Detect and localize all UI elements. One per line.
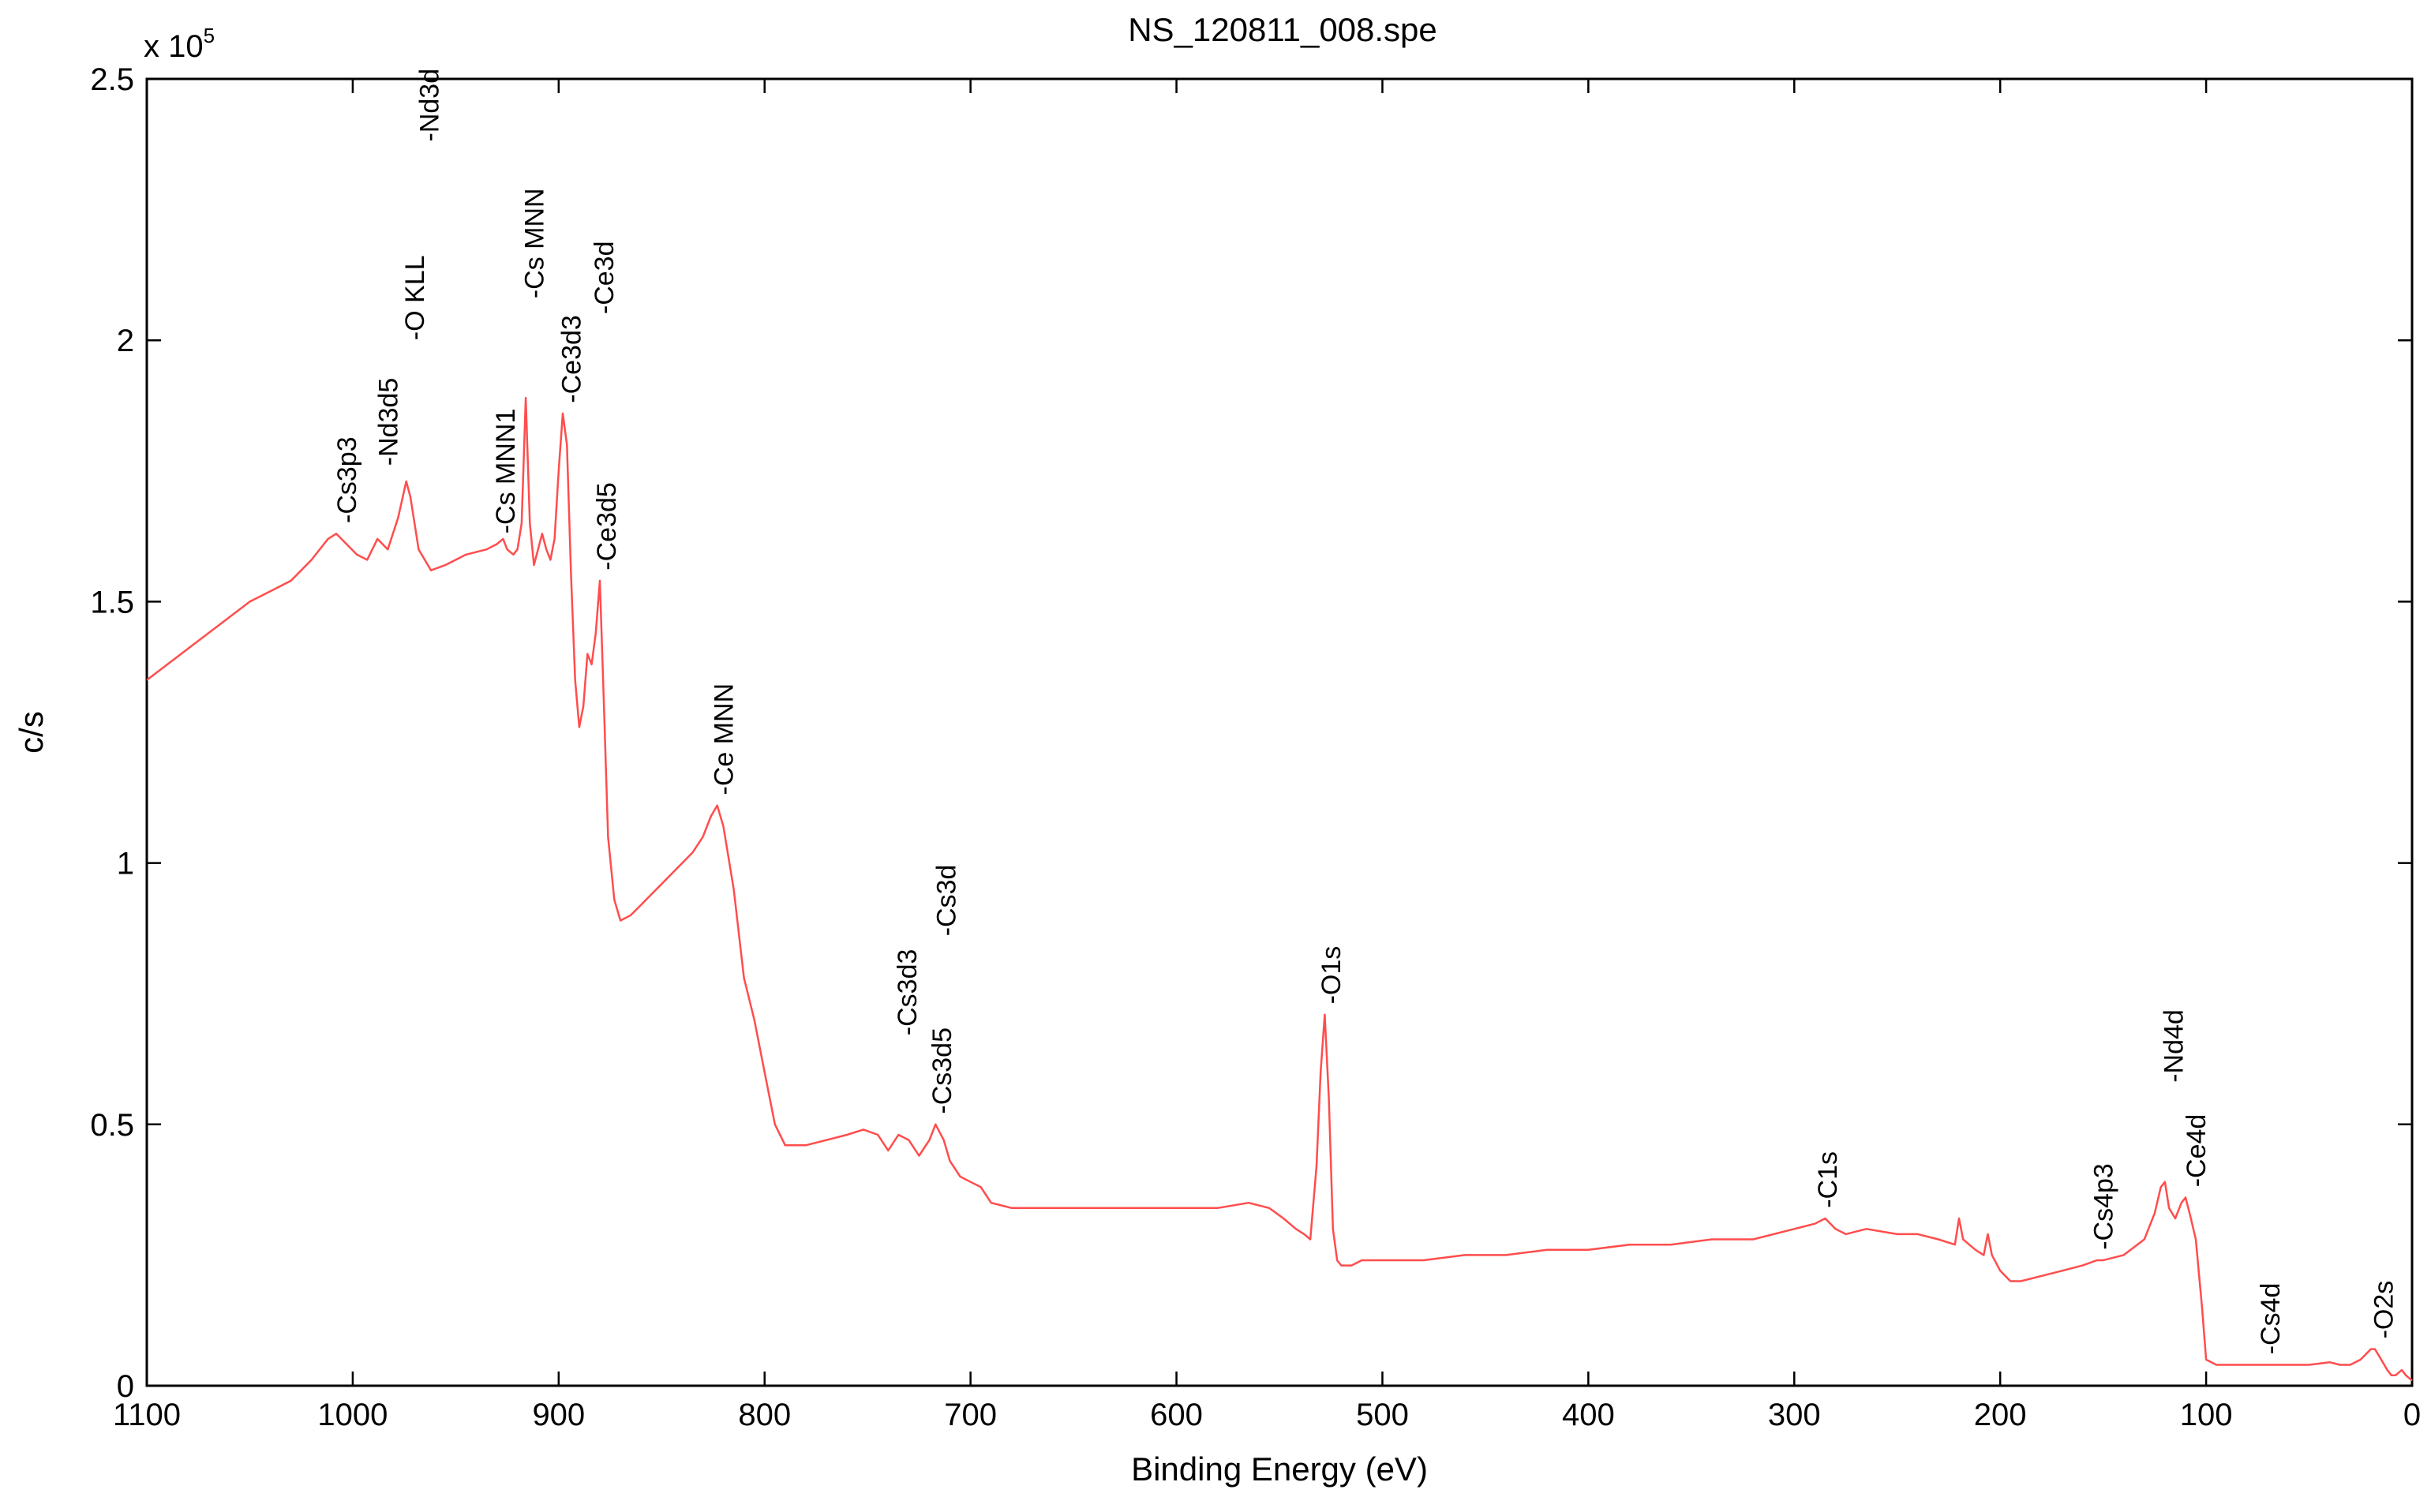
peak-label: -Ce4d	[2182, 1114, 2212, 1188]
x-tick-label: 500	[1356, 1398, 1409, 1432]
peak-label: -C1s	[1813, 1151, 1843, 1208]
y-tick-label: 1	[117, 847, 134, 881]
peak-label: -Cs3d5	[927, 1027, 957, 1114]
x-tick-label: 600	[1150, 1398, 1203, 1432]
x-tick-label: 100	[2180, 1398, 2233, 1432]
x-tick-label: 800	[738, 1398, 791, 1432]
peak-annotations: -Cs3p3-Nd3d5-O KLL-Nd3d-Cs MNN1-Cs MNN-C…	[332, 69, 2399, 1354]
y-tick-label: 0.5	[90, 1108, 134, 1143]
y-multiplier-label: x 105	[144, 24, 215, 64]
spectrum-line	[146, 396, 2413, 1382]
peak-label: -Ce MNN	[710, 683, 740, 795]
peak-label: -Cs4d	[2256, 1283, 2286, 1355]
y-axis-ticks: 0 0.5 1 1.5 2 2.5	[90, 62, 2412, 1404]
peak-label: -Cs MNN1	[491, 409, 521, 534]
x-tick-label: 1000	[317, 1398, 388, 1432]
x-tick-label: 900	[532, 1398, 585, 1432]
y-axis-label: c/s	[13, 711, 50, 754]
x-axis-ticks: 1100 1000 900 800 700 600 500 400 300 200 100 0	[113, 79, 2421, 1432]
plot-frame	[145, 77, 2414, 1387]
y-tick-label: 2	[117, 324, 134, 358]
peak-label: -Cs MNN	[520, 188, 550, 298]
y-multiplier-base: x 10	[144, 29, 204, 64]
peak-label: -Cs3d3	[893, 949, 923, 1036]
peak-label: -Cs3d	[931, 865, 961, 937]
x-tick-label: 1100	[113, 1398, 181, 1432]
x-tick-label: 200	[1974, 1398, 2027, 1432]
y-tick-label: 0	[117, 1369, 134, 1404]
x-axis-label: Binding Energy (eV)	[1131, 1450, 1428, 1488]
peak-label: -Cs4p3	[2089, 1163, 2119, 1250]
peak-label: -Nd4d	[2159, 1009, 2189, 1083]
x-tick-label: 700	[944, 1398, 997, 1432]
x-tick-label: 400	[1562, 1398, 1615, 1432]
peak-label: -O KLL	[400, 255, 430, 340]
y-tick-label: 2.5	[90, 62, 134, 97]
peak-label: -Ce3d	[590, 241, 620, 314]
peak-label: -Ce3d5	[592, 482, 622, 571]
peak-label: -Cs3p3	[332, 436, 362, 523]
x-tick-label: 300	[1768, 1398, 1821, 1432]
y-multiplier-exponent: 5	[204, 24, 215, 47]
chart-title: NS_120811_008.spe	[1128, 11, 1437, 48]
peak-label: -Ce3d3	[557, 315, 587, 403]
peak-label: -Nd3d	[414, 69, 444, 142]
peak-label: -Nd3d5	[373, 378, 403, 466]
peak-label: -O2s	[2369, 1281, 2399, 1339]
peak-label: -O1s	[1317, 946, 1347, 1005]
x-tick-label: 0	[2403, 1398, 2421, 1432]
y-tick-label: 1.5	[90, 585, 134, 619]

==

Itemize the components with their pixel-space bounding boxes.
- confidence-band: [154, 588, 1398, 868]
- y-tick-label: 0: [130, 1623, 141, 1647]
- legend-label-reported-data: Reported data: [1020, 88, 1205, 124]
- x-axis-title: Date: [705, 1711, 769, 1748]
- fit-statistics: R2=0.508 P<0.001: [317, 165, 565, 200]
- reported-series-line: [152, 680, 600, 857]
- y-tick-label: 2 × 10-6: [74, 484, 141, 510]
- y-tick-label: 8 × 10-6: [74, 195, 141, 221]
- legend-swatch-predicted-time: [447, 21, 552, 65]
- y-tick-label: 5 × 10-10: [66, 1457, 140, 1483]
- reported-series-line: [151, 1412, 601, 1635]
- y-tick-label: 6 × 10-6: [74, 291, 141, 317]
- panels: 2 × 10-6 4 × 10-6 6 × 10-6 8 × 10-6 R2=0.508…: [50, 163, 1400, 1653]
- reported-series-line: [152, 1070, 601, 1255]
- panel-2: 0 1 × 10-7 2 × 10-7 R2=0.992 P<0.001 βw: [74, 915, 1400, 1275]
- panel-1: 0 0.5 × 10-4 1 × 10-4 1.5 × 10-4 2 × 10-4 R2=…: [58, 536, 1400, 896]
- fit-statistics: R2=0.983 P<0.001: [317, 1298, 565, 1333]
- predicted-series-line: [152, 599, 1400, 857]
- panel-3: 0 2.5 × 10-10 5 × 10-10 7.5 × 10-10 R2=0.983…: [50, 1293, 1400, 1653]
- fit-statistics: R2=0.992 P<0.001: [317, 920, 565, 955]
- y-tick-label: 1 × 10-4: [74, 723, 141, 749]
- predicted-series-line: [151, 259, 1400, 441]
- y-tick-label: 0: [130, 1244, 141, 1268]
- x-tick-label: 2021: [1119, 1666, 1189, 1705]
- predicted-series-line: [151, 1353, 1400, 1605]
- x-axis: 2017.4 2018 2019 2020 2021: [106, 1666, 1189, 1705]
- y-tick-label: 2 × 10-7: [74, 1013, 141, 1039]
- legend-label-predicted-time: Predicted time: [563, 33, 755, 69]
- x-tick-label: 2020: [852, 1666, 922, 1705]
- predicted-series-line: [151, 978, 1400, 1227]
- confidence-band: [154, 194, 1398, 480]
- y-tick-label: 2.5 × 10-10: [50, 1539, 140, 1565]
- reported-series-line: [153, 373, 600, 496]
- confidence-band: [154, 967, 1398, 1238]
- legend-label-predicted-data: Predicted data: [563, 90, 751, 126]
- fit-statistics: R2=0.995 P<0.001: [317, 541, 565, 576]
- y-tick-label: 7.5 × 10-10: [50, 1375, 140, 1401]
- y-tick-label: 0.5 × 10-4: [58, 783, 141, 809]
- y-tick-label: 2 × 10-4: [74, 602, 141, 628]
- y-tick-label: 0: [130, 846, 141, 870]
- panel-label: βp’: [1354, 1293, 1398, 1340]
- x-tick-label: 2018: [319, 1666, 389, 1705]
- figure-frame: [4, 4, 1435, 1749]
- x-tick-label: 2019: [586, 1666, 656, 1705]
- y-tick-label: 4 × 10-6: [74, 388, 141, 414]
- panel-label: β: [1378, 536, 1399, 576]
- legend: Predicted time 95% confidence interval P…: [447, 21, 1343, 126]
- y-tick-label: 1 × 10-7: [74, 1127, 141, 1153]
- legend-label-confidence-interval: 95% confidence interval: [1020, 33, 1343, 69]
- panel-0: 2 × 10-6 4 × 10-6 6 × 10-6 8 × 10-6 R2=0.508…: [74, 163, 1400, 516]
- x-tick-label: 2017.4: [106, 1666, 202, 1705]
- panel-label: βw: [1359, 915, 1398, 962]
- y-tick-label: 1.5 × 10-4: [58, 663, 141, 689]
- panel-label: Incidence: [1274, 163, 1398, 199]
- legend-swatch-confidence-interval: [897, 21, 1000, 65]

EXERCISE OBJECTIVE: Pull out every line above that contains the string "reported".

RESPONSE FOR THIS EXERCISE:
- legend-label-reported-data: Reported data: [1020, 88, 1205, 124]
- reported-series-line: [152, 680, 600, 857]
- reported-series-line: [151, 1412, 601, 1635]
- reported-series-line: [152, 1070, 601, 1255]
- reported-series-line: [153, 373, 600, 496]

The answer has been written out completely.